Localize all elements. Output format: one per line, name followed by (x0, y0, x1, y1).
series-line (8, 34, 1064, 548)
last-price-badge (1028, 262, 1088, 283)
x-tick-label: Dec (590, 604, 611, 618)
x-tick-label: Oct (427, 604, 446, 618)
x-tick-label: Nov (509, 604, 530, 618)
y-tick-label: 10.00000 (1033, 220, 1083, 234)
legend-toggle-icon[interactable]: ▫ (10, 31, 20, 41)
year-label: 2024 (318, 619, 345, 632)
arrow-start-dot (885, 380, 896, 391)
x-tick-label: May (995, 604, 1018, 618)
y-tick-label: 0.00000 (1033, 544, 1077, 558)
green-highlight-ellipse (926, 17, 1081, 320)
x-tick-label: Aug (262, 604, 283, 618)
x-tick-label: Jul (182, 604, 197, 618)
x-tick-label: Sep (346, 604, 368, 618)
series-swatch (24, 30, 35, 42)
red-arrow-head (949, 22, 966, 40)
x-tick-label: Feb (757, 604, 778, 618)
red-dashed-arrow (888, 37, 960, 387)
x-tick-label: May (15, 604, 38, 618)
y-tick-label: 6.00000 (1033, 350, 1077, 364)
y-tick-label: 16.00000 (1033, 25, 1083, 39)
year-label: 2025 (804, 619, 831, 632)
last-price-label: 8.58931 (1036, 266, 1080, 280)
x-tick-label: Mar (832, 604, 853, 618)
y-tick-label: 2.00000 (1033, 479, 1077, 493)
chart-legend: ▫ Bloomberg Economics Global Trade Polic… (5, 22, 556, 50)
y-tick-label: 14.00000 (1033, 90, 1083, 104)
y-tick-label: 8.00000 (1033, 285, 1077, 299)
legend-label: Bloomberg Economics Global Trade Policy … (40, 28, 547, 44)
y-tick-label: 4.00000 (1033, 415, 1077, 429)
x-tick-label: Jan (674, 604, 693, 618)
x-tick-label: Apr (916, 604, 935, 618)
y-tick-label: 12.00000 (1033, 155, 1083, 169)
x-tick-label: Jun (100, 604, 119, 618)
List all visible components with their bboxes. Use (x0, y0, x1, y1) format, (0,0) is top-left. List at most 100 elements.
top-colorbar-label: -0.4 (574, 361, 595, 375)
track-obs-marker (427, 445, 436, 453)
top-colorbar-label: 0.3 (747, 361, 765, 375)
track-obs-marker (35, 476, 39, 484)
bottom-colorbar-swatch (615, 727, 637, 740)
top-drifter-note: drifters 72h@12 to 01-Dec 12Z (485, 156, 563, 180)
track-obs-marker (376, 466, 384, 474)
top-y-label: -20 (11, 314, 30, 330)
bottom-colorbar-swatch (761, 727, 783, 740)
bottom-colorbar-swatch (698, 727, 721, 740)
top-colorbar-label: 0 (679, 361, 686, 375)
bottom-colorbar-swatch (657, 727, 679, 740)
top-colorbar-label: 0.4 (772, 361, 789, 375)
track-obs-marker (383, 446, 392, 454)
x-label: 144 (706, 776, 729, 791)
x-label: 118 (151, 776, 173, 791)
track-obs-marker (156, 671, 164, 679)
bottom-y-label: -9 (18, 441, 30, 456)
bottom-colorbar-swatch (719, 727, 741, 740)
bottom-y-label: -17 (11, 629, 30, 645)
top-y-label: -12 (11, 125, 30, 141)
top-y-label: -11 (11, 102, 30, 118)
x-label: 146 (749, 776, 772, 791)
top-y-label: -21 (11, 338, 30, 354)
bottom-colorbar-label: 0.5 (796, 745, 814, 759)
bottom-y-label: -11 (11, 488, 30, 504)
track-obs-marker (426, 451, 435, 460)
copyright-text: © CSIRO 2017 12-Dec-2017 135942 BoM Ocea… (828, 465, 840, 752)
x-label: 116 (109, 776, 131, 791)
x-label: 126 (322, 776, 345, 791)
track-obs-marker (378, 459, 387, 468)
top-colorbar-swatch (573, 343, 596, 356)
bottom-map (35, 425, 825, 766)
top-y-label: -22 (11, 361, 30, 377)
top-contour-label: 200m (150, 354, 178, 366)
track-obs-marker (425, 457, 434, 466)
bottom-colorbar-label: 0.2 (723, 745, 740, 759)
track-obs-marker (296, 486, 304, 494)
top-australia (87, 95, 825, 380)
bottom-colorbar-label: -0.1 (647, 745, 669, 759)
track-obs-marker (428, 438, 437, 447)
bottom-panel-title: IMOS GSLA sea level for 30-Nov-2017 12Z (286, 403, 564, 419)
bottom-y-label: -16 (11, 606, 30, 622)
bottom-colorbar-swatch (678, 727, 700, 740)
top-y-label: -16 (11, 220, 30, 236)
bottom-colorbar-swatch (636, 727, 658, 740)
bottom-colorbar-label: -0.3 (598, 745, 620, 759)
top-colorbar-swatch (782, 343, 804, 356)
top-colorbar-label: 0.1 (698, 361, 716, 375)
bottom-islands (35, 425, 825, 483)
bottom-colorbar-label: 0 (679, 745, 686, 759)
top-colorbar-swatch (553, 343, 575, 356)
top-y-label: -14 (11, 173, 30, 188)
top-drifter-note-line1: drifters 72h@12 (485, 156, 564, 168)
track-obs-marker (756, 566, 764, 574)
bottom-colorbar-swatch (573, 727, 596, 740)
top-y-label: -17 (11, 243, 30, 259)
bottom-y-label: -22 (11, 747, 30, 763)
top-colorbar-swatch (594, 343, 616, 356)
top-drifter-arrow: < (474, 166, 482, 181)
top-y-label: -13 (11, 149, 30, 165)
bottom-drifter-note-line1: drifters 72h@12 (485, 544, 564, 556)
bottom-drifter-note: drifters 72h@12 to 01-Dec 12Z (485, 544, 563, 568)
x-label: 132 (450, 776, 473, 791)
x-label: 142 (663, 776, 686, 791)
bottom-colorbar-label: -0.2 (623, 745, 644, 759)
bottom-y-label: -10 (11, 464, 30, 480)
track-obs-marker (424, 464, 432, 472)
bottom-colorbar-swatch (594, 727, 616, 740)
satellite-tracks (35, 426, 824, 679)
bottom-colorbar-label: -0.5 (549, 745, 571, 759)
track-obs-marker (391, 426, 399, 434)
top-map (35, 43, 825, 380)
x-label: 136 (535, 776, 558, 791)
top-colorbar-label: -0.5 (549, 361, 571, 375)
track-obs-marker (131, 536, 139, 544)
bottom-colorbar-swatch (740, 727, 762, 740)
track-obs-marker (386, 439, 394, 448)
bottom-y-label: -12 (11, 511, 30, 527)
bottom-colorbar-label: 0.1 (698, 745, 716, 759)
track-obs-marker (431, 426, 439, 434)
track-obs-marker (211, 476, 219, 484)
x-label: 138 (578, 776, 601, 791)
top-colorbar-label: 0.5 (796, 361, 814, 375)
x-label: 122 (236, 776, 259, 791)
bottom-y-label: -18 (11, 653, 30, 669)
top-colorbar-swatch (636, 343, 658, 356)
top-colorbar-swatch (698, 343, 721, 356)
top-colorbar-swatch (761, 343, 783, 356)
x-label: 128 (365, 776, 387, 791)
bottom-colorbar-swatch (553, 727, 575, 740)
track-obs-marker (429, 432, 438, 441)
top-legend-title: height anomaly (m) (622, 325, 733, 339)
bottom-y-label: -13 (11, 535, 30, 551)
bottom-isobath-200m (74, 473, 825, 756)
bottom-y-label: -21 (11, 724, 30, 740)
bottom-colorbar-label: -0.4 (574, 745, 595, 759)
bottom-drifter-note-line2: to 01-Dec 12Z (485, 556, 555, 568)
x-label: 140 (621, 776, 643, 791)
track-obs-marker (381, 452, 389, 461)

##########

Exercise:
Rewrite the material from its first line through the line with "arrow-start-dot (885, 380, 896, 391)", swapping "x-tick-label" for "month-label" and changing nothing else.

Exercise result:
Localize all elements. Output format: one per line, name followed by (x0, y0, x1, y1).
series-line (8, 34, 1064, 548)
last-price-badge (1028, 262, 1088, 283)
month-label: Dec (590, 604, 611, 618)
month-label: Oct (427, 604, 446, 618)
month-label: Nov (509, 604, 530, 618)
y-tick-label: 10.00000 (1033, 220, 1083, 234)
legend-toggle-icon[interactable]: ▫ (10, 31, 20, 41)
year-label: 2024 (318, 619, 345, 632)
arrow-start-dot (885, 380, 896, 391)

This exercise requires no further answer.